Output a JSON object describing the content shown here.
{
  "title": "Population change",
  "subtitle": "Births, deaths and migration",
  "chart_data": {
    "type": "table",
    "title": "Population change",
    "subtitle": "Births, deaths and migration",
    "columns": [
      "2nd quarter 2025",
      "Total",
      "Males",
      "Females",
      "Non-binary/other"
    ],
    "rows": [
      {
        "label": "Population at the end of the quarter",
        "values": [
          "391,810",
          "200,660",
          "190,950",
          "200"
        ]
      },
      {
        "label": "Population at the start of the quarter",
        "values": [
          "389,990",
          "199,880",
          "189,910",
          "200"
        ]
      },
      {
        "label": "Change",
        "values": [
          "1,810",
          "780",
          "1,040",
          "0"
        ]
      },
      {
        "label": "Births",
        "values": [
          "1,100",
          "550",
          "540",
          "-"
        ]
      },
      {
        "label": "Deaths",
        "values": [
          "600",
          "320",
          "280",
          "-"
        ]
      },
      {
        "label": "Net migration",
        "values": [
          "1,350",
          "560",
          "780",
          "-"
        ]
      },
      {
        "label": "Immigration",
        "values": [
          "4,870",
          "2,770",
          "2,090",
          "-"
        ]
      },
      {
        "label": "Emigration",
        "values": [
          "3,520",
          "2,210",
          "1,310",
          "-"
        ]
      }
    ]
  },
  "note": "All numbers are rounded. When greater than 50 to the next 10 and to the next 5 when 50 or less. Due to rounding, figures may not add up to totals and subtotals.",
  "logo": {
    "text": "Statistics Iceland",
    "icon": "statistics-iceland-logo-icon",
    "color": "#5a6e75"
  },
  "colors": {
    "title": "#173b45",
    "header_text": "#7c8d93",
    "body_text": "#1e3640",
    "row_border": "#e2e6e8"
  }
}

::::

Set problem:
Show every line in the entries where the string "logo" occurs.

Expected answer:
  "logo": {
    "icon": "statistics-iceland-logo-icon",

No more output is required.